(Part of a data file)
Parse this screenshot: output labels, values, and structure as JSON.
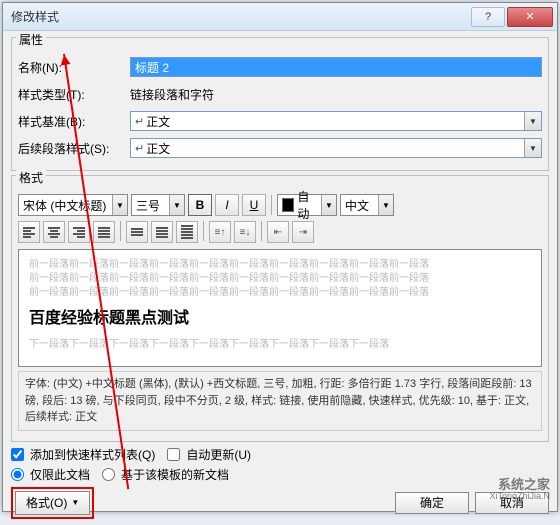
{
  "titlebar": {
    "title": "修改样式"
  },
  "properties": {
    "group_title": "属性",
    "name_label": "名称(N):",
    "name_value": "标题 2",
    "type_label": "样式类型(T):",
    "type_value": "链接段落和字符",
    "base_label": "样式基准(B):",
    "base_value": "正文",
    "next_label": "后续段落样式(S):",
    "next_value": "正文"
  },
  "format": {
    "group_title": "格式",
    "font": "宋体 (中文标题)",
    "size": "三号",
    "auto": "自动",
    "lang": "中文",
    "bold": "B",
    "italic": "I",
    "underline": "U"
  },
  "preview": {
    "filler": "前一段落前一段落前一段落前一段落前一段落前一段落前一段落前一段落前一段落前一段落",
    "main": "百度经验标题黑点测试",
    "filler2": "下一段落下一段落下一段落下一段落下一段落下一段落下一段落下一段落下一段落"
  },
  "description": "字体: (中文) +中文标题 (黑体), (默认) +西文标题, 三号, 加粗, 行距: 多倍行距 1.73 字行, 段落间距段前: 13 磅, 段后: 13 磅, 与下段同页, 段中不分页, 2 级, 样式: 链接, 使用前隐藏, 快速样式, 优先级: 10, 基于: 正文, 后续样式: 正文",
  "checkboxes": {
    "add_quick": "添加到快速样式列表(Q)",
    "auto_update": "自动更新(U)",
    "this_doc": "仅限此文档",
    "template": "基于该模板的新文档"
  },
  "buttons": {
    "format": "格式(O)",
    "ok": "确定",
    "cancel": "取消"
  },
  "watermark": {
    "name": "系统之家",
    "url": "XiTongZhiJia.N"
  }
}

Exercise objective: Go through the data above and transcribe it in full, omitting any image.

Complete output:
Parse this screenshot: output labels, values, and structure as JSON.
{
  "titlebar": {
    "title": "修改样式"
  },
  "properties": {
    "group_title": "属性",
    "name_label": "名称(N):",
    "name_value": "标题 2",
    "type_label": "样式类型(T):",
    "type_value": "链接段落和字符",
    "base_label": "样式基准(B):",
    "base_value": "正文",
    "next_label": "后续段落样式(S):",
    "next_value": "正文"
  },
  "format": {
    "group_title": "格式",
    "font": "宋体 (中文标题)",
    "size": "三号",
    "auto": "自动",
    "lang": "中文",
    "bold": "B",
    "italic": "I",
    "underline": "U"
  },
  "preview": {
    "filler": "前一段落前一段落前一段落前一段落前一段落前一段落前一段落前一段落前一段落前一段落",
    "main": "百度经验标题黑点测试",
    "filler2": "下一段落下一段落下一段落下一段落下一段落下一段落下一段落下一段落下一段落"
  },
  "description": "字体: (中文) +中文标题 (黑体), (默认) +西文标题, 三号, 加粗, 行距: 多倍行距 1.73 字行, 段落间距段前: 13 磅, 段后: 13 磅, 与下段同页, 段中不分页, 2 级, 样式: 链接, 使用前隐藏, 快速样式, 优先级: 10, 基于: 正文, 后续样式: 正文",
  "checkboxes": {
    "add_quick": "添加到快速样式列表(Q)",
    "auto_update": "自动更新(U)",
    "this_doc": "仅限此文档",
    "template": "基于该模板的新文档"
  },
  "buttons": {
    "format": "格式(O)",
    "ok": "确定",
    "cancel": "取消"
  },
  "watermark": {
    "name": "系统之家",
    "url": "XiTongZhiJia.N"
  }
}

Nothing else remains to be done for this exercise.